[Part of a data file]

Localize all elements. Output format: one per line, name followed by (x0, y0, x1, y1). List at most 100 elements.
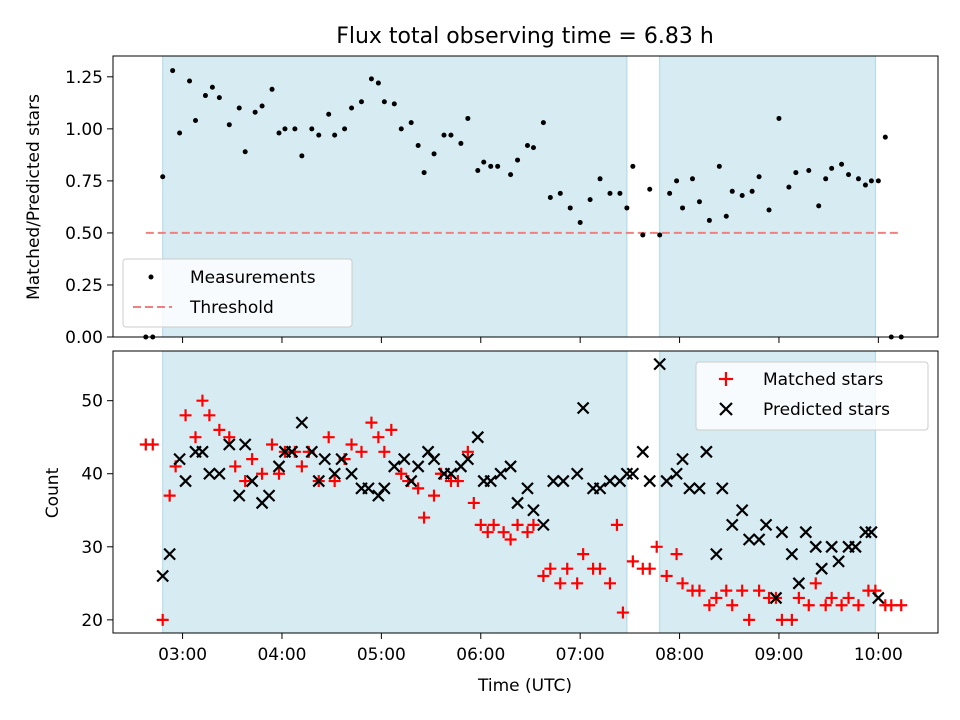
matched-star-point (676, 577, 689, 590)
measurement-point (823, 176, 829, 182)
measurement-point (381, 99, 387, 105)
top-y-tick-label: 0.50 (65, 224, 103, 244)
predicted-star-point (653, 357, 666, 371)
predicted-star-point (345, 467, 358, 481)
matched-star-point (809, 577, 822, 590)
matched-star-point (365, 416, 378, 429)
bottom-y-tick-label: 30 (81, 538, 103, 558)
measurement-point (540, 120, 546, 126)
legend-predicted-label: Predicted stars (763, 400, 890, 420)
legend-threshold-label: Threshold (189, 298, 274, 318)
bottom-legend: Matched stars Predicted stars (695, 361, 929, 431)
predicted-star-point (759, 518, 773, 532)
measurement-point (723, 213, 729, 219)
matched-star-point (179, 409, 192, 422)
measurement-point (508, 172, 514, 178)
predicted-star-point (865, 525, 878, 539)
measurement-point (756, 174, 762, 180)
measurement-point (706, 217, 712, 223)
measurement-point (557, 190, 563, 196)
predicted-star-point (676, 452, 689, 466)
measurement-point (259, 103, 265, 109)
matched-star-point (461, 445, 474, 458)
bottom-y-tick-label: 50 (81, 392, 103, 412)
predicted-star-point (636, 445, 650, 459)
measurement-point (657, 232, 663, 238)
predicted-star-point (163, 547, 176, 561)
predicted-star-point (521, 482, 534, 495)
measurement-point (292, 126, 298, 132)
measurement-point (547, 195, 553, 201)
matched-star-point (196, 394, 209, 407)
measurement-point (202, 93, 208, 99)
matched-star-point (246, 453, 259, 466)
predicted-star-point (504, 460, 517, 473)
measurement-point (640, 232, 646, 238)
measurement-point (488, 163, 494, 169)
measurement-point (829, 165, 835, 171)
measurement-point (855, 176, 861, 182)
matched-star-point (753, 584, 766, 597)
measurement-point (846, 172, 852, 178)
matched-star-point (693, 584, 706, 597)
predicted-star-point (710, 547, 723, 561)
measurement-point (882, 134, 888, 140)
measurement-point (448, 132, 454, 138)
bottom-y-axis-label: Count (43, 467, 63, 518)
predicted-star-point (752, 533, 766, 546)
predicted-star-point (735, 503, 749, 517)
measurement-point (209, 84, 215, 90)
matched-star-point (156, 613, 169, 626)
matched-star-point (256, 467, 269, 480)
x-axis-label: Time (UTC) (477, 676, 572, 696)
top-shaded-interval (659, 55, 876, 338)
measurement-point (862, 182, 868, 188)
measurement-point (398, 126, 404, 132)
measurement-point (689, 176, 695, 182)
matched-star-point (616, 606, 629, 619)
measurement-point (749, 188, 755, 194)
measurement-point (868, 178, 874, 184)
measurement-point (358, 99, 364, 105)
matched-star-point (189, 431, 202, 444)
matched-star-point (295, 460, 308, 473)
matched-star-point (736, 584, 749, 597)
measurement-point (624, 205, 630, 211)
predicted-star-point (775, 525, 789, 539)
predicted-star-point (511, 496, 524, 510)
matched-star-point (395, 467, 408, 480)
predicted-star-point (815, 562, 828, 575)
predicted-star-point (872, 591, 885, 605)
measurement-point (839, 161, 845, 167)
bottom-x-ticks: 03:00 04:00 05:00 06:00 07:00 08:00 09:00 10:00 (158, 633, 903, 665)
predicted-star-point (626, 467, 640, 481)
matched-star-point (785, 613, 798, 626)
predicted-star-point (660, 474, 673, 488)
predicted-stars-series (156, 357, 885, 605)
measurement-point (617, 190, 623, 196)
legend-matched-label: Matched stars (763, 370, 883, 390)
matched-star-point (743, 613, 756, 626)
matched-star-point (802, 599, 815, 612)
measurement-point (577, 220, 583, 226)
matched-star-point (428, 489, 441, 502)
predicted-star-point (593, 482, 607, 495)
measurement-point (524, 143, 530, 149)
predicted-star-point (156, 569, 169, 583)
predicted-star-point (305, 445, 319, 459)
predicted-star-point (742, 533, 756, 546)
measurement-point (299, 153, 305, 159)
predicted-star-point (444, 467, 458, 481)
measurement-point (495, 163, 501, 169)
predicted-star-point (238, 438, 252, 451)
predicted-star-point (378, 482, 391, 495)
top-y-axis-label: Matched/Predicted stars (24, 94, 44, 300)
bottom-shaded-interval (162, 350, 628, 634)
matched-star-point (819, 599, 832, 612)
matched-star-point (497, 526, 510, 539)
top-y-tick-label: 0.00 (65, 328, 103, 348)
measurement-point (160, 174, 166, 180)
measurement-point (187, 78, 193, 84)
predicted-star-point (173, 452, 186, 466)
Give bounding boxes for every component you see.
* * *
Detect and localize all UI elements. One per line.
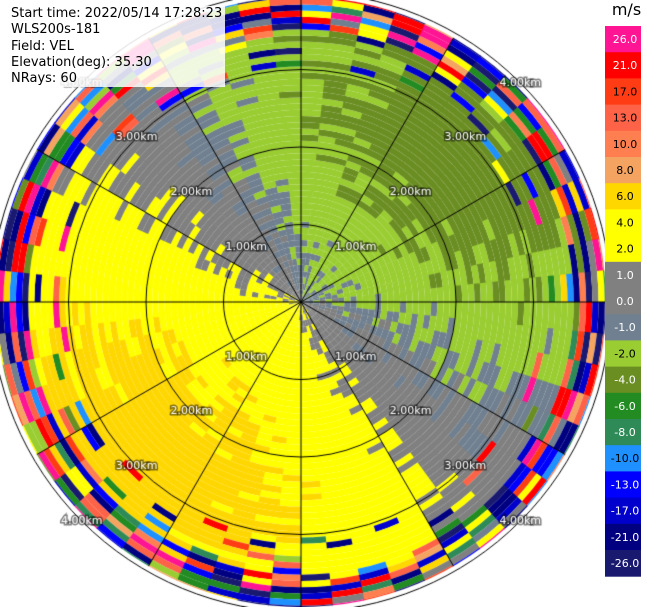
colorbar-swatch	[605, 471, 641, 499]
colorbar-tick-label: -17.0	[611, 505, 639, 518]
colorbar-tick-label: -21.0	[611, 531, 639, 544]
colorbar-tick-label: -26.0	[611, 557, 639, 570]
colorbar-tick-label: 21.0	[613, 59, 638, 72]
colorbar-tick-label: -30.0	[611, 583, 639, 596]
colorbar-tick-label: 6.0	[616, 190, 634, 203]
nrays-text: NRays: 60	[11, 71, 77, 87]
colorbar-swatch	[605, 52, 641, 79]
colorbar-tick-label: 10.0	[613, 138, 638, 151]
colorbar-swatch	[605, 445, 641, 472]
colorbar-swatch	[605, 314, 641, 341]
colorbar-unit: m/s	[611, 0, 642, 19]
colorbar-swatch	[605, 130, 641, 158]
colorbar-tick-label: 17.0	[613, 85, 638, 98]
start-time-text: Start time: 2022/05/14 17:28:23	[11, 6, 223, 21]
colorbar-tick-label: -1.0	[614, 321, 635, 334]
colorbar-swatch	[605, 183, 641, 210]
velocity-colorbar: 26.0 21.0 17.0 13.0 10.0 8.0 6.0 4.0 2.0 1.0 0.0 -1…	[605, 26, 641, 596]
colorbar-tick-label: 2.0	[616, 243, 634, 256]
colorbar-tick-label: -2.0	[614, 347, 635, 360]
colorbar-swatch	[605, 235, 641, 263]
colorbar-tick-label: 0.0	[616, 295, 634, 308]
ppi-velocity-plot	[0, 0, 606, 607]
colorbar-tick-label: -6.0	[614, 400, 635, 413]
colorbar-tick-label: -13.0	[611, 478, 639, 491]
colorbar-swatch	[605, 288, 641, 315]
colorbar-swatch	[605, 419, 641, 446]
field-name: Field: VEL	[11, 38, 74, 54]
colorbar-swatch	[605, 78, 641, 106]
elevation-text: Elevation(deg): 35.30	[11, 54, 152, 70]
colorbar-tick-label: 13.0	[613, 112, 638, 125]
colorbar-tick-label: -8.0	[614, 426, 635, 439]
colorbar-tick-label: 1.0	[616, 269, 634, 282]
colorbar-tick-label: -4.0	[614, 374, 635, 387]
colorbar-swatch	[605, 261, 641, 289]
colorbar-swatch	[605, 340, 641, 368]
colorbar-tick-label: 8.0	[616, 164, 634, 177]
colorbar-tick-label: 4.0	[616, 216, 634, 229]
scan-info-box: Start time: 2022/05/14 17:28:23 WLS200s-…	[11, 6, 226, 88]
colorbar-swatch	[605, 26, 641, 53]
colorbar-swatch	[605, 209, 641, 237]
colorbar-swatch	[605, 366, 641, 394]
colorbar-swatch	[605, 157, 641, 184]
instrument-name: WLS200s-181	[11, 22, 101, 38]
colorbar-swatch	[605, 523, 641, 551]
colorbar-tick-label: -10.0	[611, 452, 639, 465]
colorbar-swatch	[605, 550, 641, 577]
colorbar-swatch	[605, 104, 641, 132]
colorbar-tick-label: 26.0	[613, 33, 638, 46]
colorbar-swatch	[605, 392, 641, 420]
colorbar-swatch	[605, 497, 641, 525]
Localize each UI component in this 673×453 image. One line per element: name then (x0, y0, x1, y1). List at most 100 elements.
...
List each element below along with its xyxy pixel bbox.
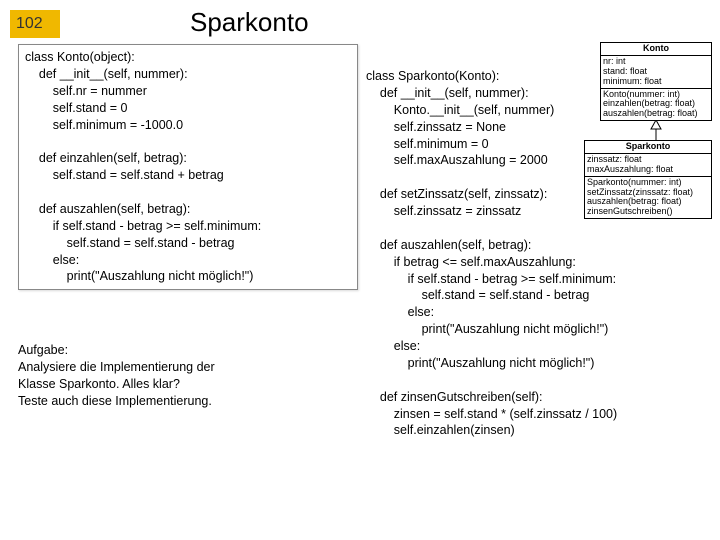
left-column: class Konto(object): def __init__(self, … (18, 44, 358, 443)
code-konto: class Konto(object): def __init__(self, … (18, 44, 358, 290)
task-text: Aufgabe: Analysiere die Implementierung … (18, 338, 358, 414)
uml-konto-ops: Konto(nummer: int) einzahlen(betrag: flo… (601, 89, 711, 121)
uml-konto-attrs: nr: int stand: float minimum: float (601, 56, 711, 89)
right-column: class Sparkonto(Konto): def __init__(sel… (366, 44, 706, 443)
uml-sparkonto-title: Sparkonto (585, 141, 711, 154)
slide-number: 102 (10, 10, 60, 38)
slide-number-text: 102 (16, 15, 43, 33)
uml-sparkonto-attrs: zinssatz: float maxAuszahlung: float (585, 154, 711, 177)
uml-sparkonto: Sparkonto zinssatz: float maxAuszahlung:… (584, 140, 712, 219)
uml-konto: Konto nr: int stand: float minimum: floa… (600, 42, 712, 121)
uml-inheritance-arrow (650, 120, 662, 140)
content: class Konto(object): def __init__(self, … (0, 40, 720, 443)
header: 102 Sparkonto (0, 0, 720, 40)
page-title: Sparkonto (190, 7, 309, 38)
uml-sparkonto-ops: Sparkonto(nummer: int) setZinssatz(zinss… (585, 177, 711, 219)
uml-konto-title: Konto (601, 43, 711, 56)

PROBLEM REQUIREMENTS
Format the entries from the line containing "matched-star-point (676, 577, 689, 590)" through the line containing "matched-star-point (256, 467, 269, 480)" as a numbered list, omitting blank lines.

TASK ANSWER
1. matched-star-point (676, 577, 689, 590)
2. measurement-point (823, 176, 829, 182)
3. measurement-point (381, 99, 387, 105)
4. top-y-tick-label: 0.50 (65, 224, 103, 244)
5. predicted-star-point (653, 357, 666, 371)
6. predicted-star-point (345, 467, 358, 481)
7. matched-star-point (809, 577, 822, 590)
8. matched-star-point (365, 416, 378, 429)
9. bottom-y-tick-label: 30 (81, 538, 103, 558)
10. measurement-point (540, 120, 546, 126)
11. legend-predicted-label: Predicted stars (763, 400, 890, 420)
12. legend-threshold-label: Threshold (189, 298, 274, 318)
13. bottom-legend: Matched stars Predicted stars (695, 361, 929, 431)
14. predicted-star-point (759, 518, 773, 532)
15. measurement-point (723, 213, 729, 219)
16. matched-star-point (179, 409, 192, 422)
17. measurement-point (508, 172, 514, 178)
18. predicted-star-point (865, 525, 878, 539)
19. measurement-point (756, 174, 762, 180)
20. measurement-point (706, 217, 712, 223)
21. measurement-point (557, 190, 563, 196)
22. predicted-star-point (676, 452, 689, 466)
23. measurement-point (259, 103, 265, 109)
24. matched-star-point (461, 445, 474, 458)
25. bottom-y-tick-label: 50 (81, 392, 103, 412)
26. predicted-star-point (636, 445, 650, 459)
27. measurement-point (657, 232, 663, 238)
28. predicted-star-point (163, 547, 176, 561)
29. predicted-star-point (521, 482, 534, 495)
30. measurement-point (292, 126, 298, 132)
31. measurement-point (547, 195, 553, 201)
32. matched-star-point (196, 394, 209, 407)
33. measurement-point (202, 93, 208, 99)
34. matched-star-point (246, 453, 259, 466)
35. predicted-star-point (504, 460, 517, 473)
36. measurement-point (640, 232, 646, 238)
37. measurement-point (488, 163, 494, 169)
38. measurement-point (829, 165, 835, 171)
39. measurement-point (855, 176, 861, 182)
40. matched-star-point (753, 584, 766, 597)
41. measurement-point (846, 172, 852, 178)
42. matched-star-point (693, 584, 706, 597)
43. predicted-star-point (710, 547, 723, 561)
44. measurement-point (882, 134, 888, 140)
45. measurement-point (448, 132, 454, 138)
46. bottom-y-axis-label: Count (43, 467, 63, 518)
47. predicted-star-point (752, 533, 766, 546)
48. predicted-star-point (735, 503, 749, 517)
49. measurement-point (209, 84, 215, 90)
50. matched-star-point (156, 613, 169, 626)
51. matched-star-point (256, 467, 269, 480)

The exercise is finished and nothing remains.